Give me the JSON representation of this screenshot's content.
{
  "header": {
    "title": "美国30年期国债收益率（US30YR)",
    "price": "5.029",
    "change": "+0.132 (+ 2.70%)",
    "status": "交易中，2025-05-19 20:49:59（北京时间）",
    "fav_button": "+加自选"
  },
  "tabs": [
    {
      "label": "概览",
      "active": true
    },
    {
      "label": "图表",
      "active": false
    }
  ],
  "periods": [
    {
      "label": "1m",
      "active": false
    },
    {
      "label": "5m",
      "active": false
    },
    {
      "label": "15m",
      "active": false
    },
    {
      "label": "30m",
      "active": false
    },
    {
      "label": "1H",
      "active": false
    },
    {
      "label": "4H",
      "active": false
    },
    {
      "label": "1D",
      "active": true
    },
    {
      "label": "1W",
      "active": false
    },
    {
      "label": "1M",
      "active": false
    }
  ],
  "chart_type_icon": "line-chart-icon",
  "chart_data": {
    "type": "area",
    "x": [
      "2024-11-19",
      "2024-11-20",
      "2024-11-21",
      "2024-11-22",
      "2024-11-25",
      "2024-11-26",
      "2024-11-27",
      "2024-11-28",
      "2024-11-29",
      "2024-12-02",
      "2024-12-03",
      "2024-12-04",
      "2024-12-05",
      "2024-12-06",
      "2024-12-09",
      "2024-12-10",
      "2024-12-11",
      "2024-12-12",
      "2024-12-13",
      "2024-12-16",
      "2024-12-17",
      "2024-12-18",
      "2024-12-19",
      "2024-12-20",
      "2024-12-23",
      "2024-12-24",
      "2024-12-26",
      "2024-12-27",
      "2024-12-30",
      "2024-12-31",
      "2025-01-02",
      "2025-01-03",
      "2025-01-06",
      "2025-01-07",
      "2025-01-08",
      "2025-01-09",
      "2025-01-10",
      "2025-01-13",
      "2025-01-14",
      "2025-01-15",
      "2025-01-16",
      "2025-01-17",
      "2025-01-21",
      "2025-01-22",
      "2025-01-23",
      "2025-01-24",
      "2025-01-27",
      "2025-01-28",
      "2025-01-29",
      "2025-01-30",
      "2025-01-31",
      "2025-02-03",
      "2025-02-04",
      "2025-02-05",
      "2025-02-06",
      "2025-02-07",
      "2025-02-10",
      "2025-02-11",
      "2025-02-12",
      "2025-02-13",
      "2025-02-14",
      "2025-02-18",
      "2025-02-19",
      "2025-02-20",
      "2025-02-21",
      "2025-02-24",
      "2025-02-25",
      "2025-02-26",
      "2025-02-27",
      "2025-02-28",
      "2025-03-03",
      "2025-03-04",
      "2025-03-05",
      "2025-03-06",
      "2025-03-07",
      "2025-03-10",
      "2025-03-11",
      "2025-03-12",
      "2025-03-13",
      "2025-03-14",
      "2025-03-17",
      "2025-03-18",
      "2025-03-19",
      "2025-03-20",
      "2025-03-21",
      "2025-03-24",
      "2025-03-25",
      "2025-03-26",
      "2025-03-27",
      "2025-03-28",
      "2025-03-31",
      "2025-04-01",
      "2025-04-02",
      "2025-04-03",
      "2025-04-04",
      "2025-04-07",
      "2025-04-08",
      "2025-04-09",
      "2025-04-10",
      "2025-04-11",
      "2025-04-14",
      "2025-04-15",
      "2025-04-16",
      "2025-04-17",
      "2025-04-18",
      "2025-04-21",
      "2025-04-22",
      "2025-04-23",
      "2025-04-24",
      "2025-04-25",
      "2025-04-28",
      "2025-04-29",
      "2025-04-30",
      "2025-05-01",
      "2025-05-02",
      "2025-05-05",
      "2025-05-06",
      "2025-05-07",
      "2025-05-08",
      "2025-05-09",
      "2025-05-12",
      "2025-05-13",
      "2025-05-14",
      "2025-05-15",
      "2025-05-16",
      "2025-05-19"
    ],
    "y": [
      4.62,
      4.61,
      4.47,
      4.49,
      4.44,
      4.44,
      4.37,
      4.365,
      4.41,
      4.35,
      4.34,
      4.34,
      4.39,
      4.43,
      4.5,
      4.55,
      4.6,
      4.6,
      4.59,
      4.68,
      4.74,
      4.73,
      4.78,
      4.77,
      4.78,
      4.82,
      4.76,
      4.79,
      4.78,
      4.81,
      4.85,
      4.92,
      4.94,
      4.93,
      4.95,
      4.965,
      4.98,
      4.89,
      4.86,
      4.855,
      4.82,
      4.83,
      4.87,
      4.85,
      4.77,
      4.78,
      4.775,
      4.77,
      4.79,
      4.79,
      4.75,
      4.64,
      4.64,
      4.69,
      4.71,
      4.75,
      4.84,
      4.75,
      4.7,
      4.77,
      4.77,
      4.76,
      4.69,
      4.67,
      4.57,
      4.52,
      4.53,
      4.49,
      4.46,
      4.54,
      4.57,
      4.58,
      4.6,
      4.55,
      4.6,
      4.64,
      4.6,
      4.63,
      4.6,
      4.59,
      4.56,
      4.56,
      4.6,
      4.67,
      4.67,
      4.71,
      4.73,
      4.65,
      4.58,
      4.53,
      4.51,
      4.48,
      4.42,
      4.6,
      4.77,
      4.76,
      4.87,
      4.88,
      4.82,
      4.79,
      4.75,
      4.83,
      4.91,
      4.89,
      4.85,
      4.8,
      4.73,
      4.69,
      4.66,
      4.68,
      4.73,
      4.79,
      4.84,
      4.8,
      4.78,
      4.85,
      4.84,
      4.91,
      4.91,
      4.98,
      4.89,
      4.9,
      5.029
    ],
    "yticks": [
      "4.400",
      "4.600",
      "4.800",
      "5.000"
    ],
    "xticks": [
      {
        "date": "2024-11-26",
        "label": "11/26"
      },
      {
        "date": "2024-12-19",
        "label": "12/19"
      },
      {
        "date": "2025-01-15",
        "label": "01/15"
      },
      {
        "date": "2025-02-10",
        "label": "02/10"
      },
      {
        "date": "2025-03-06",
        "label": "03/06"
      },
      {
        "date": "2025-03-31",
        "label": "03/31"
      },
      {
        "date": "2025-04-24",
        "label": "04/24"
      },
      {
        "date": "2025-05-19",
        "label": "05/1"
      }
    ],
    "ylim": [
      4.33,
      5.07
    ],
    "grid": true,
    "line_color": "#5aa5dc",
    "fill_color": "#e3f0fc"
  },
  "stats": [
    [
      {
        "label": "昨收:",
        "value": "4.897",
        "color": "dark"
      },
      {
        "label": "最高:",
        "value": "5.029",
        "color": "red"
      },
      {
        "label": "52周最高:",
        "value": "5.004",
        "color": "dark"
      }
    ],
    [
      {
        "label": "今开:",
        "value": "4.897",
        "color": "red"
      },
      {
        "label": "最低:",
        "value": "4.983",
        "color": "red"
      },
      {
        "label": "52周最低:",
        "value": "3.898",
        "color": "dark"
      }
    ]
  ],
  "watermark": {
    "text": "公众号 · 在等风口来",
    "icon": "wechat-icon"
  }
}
::::
Exercise: Give a word-for-word copy of the records.

Result:
Give me the JSON representation of this screenshot's content.
{
  "header": {
    "title": "美国30年期国债收益率（US30YR)",
    "price": "5.029",
    "change": "+0.132 (+ 2.70%)",
    "status": "交易中，2025-05-19 20:49:59（北京时间）",
    "fav_button": "+加自选"
  },
  "tabs": [
    {
      "label": "概览",
      "active": true
    },
    {
      "label": "图表",
      "active": false
    }
  ],
  "periods": [
    {
      "label": "1m",
      "active": false
    },
    {
      "label": "5m",
      "active": false
    },
    {
      "label": "15m",
      "active": false
    },
    {
      "label": "30m",
      "active": false
    },
    {
      "label": "1H",
      "active": false
    },
    {
      "label": "4H",
      "active": false
    },
    {
      "label": "1D",
      "active": true
    },
    {
      "label": "1W",
      "active": false
    },
    {
      "label": "1M",
      "active": false
    }
  ],
  "chart_type_icon": "line-chart-icon",
  "chart_data": {
    "type": "area",
    "x": [
      "2024-11-19",
      "2024-11-20",
      "2024-11-21",
      "2024-11-22",
      "2024-11-25",
      "2024-11-26",
      "2024-11-27",
      "2024-11-28",
      "2024-11-29",
      "2024-12-02",
      "2024-12-03",
      "2024-12-04",
      "2024-12-05",
      "2024-12-06",
      "2024-12-09",
      "2024-12-10",
      "2024-12-11",
      "2024-12-12",
      "2024-12-13",
      "2024-12-16",
      "2024-12-17",
      "2024-12-18",
      "2024-12-19",
      "2024-12-20",
      "2024-12-23",
      "2024-12-24",
      "2024-12-26",
      "2024-12-27",
      "2024-12-30",
      "2024-12-31",
      "2025-01-02",
      "2025-01-03",
      "2025-01-06",
      "2025-01-07",
      "2025-01-08",
      "2025-01-09",
      "2025-01-10",
      "2025-01-13",
      "2025-01-14",
      "2025-01-15",
      "2025-01-16",
      "2025-01-17",
      "2025-01-21",
      "2025-01-22",
      "2025-01-23",
      "2025-01-24",
      "2025-01-27",
      "2025-01-28",
      "2025-01-29",
      "2025-01-30",
      "2025-01-31",
      "2025-02-03",
      "2025-02-04",
      "2025-02-05",
      "2025-02-06",
      "2025-02-07",
      "2025-02-10",
      "2025-02-11",
      "2025-02-12",
      "2025-02-13",
      "2025-02-14",
      "2025-02-18",
      "2025-02-19",
      "2025-02-20",
      "2025-02-21",
      "2025-02-24",
      "2025-02-25",
      "2025-02-26",
      "2025-02-27",
      "2025-02-28",
      "2025-03-03",
      "2025-03-04",
      "2025-03-05",
      "2025-03-06",
      "2025-03-07",
      "2025-03-10",
      "2025-03-11",
      "2025-03-12",
      "2025-03-13",
      "2025-03-14",
      "2025-03-17",
      "2025-03-18",
      "2025-03-19",
      "2025-03-20",
      "2025-03-21",
      "2025-03-24",
      "2025-03-25",
      "2025-03-26",
      "2025-03-27",
      "2025-03-28",
      "2025-03-31",
      "2025-04-01",
      "2025-04-02",
      "2025-04-03",
      "2025-04-04",
      "2025-04-07",
      "2025-04-08",
      "2025-04-09",
      "2025-04-10",
      "2025-04-11",
      "2025-04-14",
      "2025-04-15",
      "2025-04-16",
      "2025-04-17",
      "2025-04-18",
      "2025-04-21",
      "2025-04-22",
      "2025-04-23",
      "2025-04-24",
      "2025-04-25",
      "2025-04-28",
      "2025-04-29",
      "2025-04-30",
      "2025-05-01",
      "2025-05-02",
      "2025-05-05",
      "2025-05-06",
      "2025-05-07",
      "2025-05-08",
      "2025-05-09",
      "2025-05-12",
      "2025-05-13",
      "2025-05-14",
      "2025-05-15",
      "2025-05-16",
      "2025-05-19"
    ],
    "y": [
      4.62,
      4.61,
      4.47,
      4.49,
      4.44,
      4.44,
      4.37,
      4.365,
      4.41,
      4.35,
      4.34,
      4.34,
      4.39,
      4.43,
      4.5,
      4.55,
      4.6,
      4.6,
      4.59,
      4.68,
      4.74,
      4.73,
      4.78,
      4.77,
      4.78,
      4.82,
      4.76,
      4.79,
      4.78,
      4.81,
      4.85,
      4.92,
      4.94,
      4.93,
      4.95,
      4.965,
      4.98,
      4.89,
      4.86,
      4.855,
      4.82,
      4.83,
      4.87,
      4.85,
      4.77,
      4.78,
      4.775,
      4.77,
      4.79,
      4.79,
      4.75,
      4.64,
      4.64,
      4.69,
      4.71,
      4.75,
      4.84,
      4.75,
      4.7,
      4.77,
      4.77,
      4.76,
      4.69,
      4.67,
      4.57,
      4.52,
      4.53,
      4.49,
      4.46,
      4.54,
      4.57,
      4.58,
      4.6,
      4.55,
      4.6,
      4.64,
      4.6,
      4.63,
      4.6,
      4.59,
      4.56,
      4.56,
      4.6,
      4.67,
      4.67,
      4.71,
      4.73,
      4.65,
      4.58,
      4.53,
      4.51,
      4.48,
      4.42,
      4.6,
      4.77,
      4.76,
      4.87,
      4.88,
      4.82,
      4.79,
      4.75,
      4.83,
      4.91,
      4.89,
      4.85,
      4.8,
      4.73,
      4.69,
      4.66,
      4.68,
      4.73,
      4.79,
      4.84,
      4.8,
      4.78,
      4.85,
      4.84,
      4.91,
      4.91,
      4.98,
      4.89,
      4.9,
      5.029
    ],
    "yticks": [
      "4.400",
      "4.600",
      "4.800",
      "5.000"
    ],
    "xticks": [
      {
        "date": "2024-11-26",
        "label": "11/26"
      },
      {
        "date": "2024-12-19",
        "label": "12/19"
      },
      {
        "date": "2025-01-15",
        "label": "01/15"
      },
      {
        "date": "2025-02-10",
        "label": "02/10"
      },
      {
        "date": "2025-03-06",
        "label": "03/06"
      },
      {
        "date": "2025-03-31",
        "label": "03/31"
      },
      {
        "date": "2025-04-24",
        "label": "04/24"
      },
      {
        "date": "2025-05-19",
        "label": "05/1"
      }
    ],
    "ylim": [
      4.33,
      5.07
    ],
    "grid": true,
    "line_color": "#5aa5dc",
    "fill_color": "#e3f0fc"
  },
  "stats": [
    [
      {
        "label": "昨收:",
        "value": "4.897",
        "color": "dark"
      },
      {
        "label": "最高:",
        "value": "5.029",
        "color": "red"
      },
      {
        "label": "52周最高:",
        "value": "5.004",
        "color": "dark"
      }
    ],
    [
      {
        "label": "今开:",
        "value": "4.897",
        "color": "red"
      },
      {
        "label": "最低:",
        "value": "4.983",
        "color": "red"
      },
      {
        "label": "52周最低:",
        "value": "3.898",
        "color": "dark"
      }
    ]
  ],
  "watermark": {
    "text": "公众号 · 在等风口来",
    "icon": "wechat-icon"
  }
}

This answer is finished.